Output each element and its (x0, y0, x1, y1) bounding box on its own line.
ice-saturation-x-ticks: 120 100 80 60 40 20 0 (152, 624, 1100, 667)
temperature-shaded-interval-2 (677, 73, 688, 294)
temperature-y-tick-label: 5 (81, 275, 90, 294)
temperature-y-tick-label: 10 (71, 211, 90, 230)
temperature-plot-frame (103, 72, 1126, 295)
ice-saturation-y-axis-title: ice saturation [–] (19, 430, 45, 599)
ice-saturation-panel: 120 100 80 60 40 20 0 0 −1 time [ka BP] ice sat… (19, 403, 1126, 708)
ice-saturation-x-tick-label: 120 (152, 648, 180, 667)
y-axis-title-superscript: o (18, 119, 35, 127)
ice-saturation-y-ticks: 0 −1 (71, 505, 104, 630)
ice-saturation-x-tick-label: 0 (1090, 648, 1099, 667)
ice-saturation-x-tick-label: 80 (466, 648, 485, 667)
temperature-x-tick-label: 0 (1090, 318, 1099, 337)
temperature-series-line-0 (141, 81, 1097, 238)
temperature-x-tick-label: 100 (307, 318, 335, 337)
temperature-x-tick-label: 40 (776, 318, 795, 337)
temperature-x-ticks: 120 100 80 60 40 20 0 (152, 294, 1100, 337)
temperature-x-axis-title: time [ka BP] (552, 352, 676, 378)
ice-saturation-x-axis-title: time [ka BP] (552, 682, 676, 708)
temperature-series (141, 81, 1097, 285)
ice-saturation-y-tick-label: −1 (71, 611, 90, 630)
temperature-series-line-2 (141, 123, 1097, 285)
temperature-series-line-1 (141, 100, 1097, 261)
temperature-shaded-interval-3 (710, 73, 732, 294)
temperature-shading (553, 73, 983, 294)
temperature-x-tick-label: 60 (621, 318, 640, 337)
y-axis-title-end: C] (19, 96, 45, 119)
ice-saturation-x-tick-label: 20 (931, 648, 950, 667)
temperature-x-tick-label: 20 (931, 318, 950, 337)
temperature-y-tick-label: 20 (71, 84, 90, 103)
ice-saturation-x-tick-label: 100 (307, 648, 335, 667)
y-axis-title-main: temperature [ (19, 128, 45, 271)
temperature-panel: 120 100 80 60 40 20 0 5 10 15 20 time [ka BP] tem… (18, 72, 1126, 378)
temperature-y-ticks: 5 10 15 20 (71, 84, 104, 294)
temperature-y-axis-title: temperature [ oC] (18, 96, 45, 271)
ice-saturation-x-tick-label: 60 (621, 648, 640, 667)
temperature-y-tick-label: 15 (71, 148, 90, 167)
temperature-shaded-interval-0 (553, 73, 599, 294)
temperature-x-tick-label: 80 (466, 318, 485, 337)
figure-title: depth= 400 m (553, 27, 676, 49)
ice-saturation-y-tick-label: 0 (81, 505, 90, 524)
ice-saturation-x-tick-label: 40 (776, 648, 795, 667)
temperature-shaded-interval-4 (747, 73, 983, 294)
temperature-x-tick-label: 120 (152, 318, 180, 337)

--

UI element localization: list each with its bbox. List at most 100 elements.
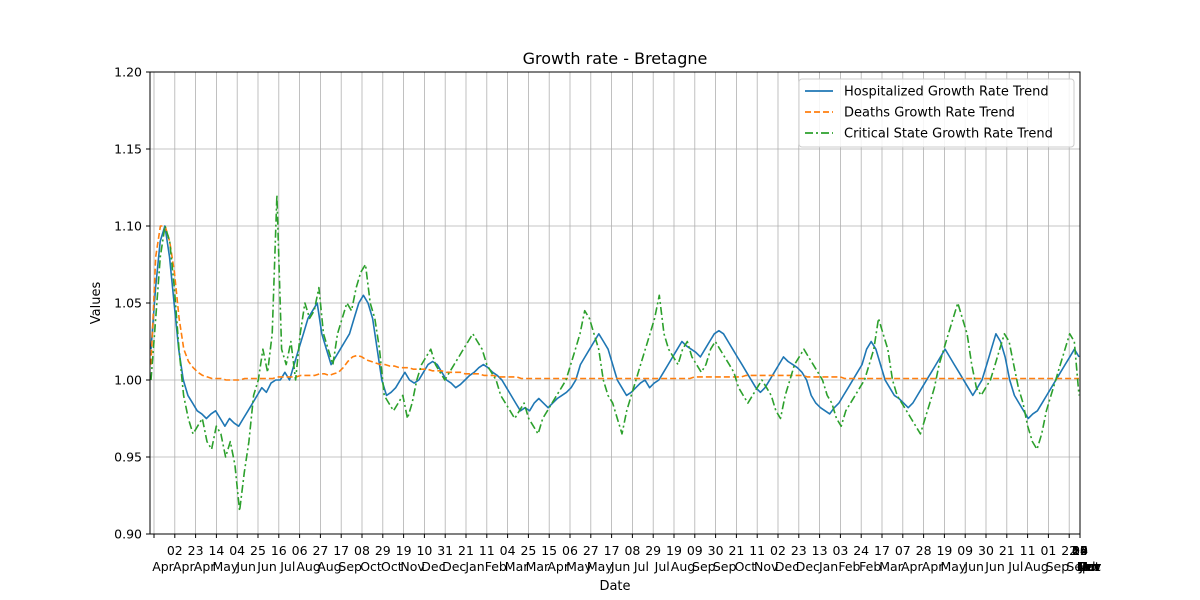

--

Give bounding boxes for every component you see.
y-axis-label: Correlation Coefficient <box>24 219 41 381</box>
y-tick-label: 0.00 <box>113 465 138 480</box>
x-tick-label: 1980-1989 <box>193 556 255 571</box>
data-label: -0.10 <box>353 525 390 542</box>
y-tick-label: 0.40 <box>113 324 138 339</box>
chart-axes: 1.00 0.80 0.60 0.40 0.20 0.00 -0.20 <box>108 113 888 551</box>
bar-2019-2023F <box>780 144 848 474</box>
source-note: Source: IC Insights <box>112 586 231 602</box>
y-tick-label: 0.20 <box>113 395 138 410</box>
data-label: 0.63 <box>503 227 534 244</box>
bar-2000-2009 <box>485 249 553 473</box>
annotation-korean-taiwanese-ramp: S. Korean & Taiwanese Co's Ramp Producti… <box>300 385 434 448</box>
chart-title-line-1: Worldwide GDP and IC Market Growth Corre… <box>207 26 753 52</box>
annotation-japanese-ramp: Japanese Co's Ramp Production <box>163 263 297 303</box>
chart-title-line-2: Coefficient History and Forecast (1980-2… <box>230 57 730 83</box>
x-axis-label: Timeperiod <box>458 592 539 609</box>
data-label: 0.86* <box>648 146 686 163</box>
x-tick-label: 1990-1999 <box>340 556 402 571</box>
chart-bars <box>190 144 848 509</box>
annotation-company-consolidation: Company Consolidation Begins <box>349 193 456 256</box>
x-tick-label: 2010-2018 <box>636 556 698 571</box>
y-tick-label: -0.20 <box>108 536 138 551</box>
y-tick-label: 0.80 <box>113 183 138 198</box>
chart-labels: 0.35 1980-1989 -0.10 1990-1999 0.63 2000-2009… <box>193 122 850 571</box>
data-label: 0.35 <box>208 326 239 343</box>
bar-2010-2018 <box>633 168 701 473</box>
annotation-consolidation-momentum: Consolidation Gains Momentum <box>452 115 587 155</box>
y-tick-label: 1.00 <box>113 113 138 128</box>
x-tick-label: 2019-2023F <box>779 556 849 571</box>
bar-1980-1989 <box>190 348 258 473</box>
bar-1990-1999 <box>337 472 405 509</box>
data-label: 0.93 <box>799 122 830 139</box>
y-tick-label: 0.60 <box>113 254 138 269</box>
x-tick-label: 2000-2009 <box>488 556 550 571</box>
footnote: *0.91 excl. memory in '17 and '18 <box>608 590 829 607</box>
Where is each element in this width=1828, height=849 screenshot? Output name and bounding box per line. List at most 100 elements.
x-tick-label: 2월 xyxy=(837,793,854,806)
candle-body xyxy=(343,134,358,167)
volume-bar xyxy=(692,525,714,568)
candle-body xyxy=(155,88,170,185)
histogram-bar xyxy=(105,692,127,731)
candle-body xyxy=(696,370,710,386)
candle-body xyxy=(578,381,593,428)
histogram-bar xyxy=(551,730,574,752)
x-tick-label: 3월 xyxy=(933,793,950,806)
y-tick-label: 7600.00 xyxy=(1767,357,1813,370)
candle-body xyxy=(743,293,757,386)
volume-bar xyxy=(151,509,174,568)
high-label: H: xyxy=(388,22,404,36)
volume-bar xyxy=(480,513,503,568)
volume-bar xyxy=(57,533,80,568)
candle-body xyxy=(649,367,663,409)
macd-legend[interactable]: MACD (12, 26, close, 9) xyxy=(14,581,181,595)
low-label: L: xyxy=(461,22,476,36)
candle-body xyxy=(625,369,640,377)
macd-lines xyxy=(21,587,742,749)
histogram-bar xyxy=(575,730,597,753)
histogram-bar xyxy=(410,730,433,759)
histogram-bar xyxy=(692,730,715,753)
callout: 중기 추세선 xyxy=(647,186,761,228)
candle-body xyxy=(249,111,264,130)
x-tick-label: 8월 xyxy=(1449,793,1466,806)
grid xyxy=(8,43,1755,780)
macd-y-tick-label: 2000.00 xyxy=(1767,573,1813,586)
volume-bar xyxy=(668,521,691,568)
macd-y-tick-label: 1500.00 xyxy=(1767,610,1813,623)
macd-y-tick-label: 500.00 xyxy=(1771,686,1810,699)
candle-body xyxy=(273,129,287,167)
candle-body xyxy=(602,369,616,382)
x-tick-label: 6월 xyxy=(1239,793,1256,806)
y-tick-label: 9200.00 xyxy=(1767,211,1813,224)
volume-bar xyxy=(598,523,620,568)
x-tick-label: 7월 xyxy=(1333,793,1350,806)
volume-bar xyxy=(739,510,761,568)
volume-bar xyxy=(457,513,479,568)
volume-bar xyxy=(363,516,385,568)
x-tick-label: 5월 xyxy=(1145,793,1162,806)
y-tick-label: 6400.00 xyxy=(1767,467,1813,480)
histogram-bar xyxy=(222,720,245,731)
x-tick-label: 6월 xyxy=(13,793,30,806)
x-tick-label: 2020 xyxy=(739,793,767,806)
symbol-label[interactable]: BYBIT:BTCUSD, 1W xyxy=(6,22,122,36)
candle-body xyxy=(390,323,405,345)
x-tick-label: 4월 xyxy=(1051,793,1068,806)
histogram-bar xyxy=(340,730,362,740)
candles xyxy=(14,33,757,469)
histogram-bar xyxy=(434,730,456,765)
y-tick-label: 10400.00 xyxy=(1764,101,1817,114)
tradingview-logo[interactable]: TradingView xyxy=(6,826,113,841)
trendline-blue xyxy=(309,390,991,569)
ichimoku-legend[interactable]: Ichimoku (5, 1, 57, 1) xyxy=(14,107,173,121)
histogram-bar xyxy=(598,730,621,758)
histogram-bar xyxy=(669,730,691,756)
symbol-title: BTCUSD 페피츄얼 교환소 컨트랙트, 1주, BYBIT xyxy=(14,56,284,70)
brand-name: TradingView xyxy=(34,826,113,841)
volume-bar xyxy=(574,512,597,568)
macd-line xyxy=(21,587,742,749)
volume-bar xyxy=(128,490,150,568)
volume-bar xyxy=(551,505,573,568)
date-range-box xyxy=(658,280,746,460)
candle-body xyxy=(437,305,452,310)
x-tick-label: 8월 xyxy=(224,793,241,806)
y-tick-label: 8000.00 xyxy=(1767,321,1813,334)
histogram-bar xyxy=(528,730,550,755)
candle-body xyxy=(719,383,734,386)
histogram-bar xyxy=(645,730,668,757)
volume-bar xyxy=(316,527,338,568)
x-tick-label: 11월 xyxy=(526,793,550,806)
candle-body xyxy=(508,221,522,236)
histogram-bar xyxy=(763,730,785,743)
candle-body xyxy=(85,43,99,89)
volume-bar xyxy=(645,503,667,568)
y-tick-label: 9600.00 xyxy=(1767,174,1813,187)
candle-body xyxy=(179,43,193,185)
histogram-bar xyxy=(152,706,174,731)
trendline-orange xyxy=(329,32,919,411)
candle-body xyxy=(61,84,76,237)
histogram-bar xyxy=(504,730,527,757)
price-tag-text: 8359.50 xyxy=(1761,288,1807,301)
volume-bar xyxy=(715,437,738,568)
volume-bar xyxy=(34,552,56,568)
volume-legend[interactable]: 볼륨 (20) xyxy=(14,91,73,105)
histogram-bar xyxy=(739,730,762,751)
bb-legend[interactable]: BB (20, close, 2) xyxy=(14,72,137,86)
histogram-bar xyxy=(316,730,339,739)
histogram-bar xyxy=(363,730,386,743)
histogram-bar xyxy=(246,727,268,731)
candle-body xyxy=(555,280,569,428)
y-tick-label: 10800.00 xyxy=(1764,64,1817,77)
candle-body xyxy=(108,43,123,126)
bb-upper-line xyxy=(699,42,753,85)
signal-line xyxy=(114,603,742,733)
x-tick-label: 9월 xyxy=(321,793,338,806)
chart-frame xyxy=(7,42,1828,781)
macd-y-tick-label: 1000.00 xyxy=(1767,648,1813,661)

• Task goal: Reproduce the data lines verbatim, starting at the line that contains "Output each element" and stopping after the line that contains "temperature-shaded-interval-3 (710, 73, 732, 294)".

• Correct response:
Output each element and its (x0, y0, x1, y1) bounding box on its own line.
ice-saturation-x-ticks: 120 100 80 60 40 20 0 (152, 624, 1100, 667)
temperature-shaded-interval-2 (677, 73, 688, 294)
temperature-y-tick-label: 5 (81, 275, 90, 294)
temperature-y-tick-label: 10 (71, 211, 90, 230)
temperature-plot-frame (103, 72, 1126, 295)
ice-saturation-y-axis-title: ice saturation [–] (19, 430, 45, 599)
ice-saturation-panel: 120 100 80 60 40 20 0 0 −1 time [ka BP] ice sat… (19, 403, 1126, 708)
ice-saturation-x-tick-label: 120 (152, 648, 180, 667)
y-axis-title-superscript: o (18, 119, 35, 127)
ice-saturation-y-ticks: 0 −1 (71, 505, 104, 630)
ice-saturation-x-tick-label: 0 (1090, 648, 1099, 667)
ice-saturation-x-tick-label: 80 (466, 648, 485, 667)
temperature-x-tick-label: 0 (1090, 318, 1099, 337)
temperature-series-line-0 (141, 81, 1097, 238)
temperature-x-tick-label: 100 (307, 318, 335, 337)
temperature-x-tick-label: 40 (776, 318, 795, 337)
temperature-x-ticks: 120 100 80 60 40 20 0 (152, 294, 1100, 337)
temperature-x-axis-title: time [ka BP] (552, 352, 676, 378)
ice-saturation-x-axis-title: time [ka BP] (552, 682, 676, 708)
temperature-series (141, 81, 1097, 285)
ice-saturation-y-tick-label: −1 (71, 611, 90, 630)
temperature-series-line-2 (141, 123, 1097, 285)
temperature-series-line-1 (141, 100, 1097, 261)
temperature-shaded-interval-3 (710, 73, 732, 294)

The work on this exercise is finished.